Aim: Reply with one number: the count of lines in the records below that hold "betreiben".

The records:
>>>
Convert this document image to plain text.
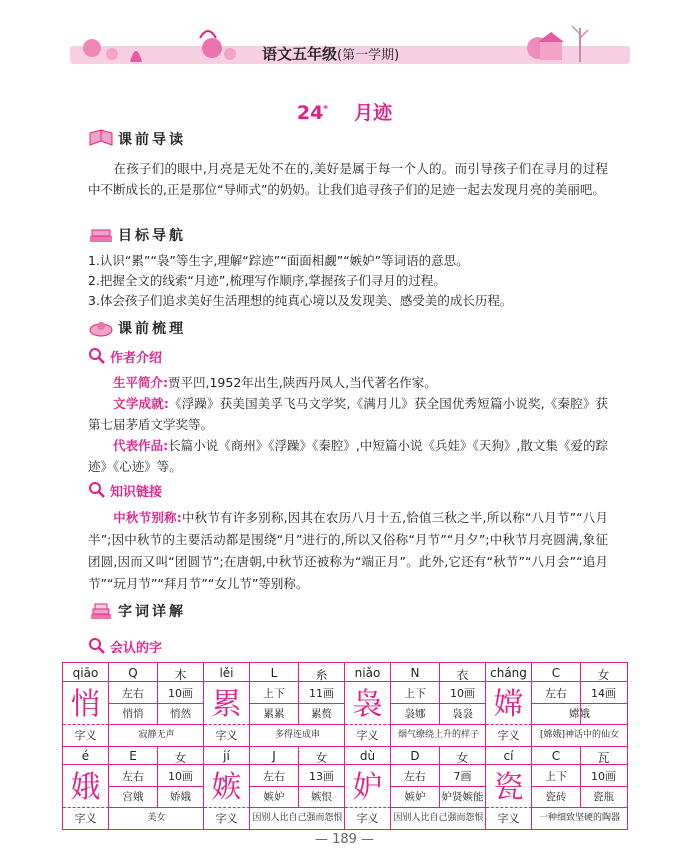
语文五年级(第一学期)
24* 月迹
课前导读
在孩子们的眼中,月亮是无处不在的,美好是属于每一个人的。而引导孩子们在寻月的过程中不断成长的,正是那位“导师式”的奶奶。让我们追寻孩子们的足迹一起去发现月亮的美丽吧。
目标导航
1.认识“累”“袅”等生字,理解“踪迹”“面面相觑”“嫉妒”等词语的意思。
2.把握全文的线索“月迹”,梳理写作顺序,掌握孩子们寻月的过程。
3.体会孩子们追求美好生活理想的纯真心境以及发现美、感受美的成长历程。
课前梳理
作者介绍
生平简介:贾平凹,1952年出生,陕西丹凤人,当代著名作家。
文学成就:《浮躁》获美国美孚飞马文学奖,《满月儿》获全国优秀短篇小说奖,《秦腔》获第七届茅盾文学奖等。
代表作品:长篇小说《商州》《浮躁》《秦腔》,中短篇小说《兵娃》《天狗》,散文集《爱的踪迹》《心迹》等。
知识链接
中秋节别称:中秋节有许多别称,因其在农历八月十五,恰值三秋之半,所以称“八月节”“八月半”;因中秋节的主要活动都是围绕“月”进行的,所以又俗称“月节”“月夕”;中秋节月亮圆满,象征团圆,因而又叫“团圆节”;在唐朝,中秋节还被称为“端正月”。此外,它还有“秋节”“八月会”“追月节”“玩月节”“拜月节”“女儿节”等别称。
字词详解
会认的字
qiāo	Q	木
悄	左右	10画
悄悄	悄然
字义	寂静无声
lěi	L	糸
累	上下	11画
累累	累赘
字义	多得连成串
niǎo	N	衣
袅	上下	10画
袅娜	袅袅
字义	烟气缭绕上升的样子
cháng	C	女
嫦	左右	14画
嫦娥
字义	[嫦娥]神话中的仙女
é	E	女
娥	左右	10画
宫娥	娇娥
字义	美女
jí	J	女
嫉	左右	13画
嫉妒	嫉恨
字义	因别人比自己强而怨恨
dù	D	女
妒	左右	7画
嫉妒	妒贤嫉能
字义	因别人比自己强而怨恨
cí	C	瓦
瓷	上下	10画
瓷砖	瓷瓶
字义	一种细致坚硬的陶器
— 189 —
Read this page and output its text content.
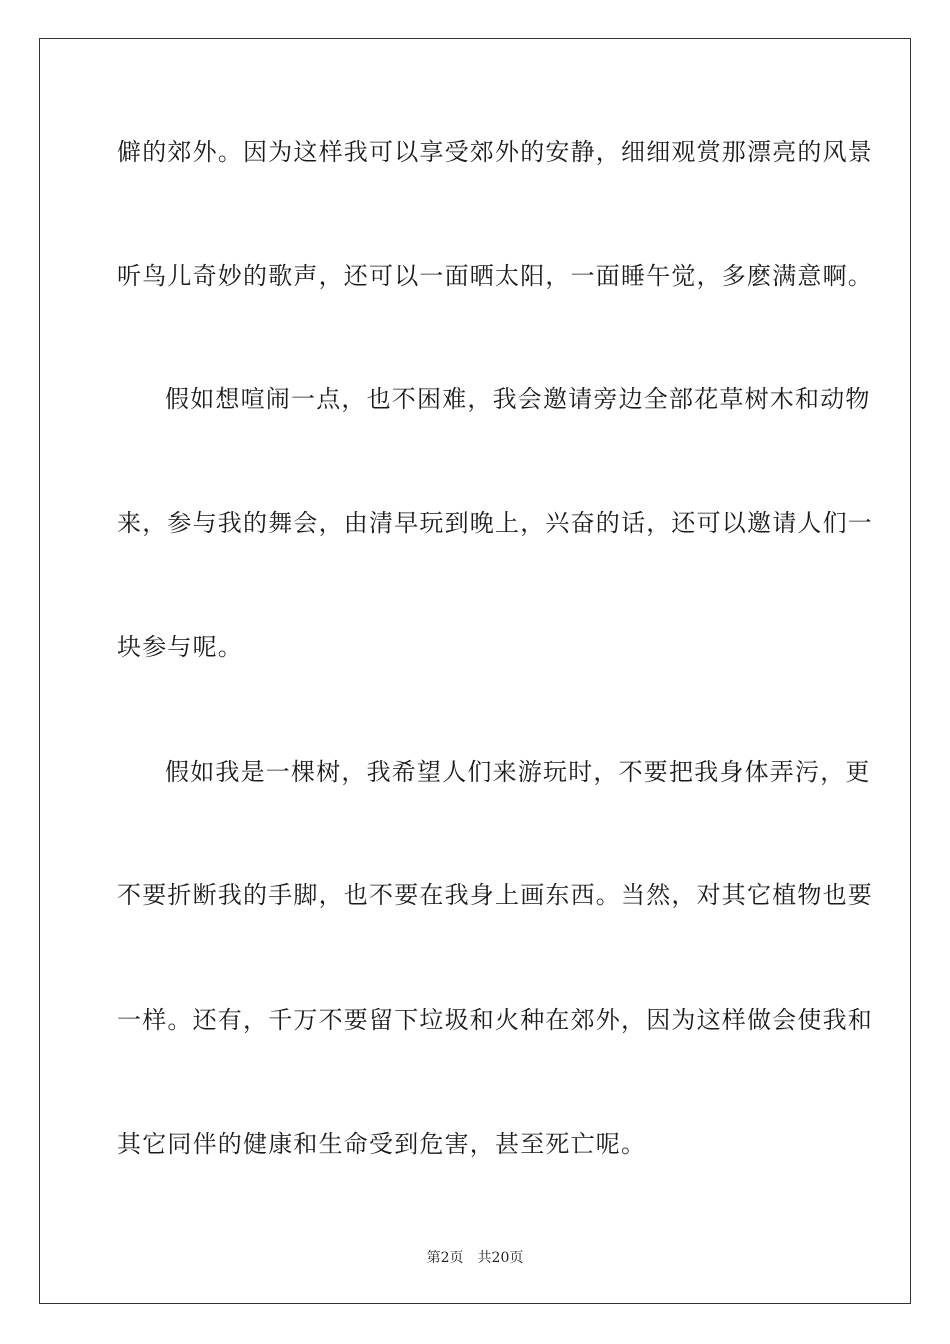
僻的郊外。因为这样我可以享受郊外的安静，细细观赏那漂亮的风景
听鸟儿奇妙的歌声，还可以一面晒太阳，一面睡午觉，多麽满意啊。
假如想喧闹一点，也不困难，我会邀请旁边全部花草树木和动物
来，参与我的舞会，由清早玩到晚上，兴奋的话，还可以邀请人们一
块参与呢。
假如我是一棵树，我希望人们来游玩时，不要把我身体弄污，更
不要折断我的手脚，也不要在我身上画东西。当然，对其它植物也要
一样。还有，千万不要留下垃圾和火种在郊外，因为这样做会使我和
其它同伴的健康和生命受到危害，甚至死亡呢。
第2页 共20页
<<<
>>>
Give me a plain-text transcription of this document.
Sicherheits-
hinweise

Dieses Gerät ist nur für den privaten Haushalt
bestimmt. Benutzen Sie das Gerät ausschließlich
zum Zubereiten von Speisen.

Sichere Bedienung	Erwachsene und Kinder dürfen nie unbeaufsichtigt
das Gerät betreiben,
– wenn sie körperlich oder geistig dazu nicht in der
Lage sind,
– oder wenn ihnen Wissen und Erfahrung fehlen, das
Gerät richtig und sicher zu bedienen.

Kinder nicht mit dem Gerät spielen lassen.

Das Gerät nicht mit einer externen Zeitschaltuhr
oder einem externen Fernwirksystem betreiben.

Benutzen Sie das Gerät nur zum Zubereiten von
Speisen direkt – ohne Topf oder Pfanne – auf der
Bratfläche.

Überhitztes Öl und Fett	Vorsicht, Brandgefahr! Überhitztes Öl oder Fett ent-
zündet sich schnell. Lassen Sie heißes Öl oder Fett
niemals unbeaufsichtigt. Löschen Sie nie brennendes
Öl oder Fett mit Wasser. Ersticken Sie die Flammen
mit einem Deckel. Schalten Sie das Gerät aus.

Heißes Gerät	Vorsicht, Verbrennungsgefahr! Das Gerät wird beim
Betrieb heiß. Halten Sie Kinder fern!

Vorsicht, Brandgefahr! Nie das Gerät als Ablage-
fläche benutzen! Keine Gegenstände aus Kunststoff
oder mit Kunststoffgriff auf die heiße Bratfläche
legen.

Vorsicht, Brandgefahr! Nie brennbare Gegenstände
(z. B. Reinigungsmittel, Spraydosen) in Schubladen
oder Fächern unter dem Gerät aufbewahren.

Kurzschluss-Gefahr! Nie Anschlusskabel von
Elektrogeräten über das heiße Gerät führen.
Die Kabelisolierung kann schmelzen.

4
<<<
Response to this exercise: 2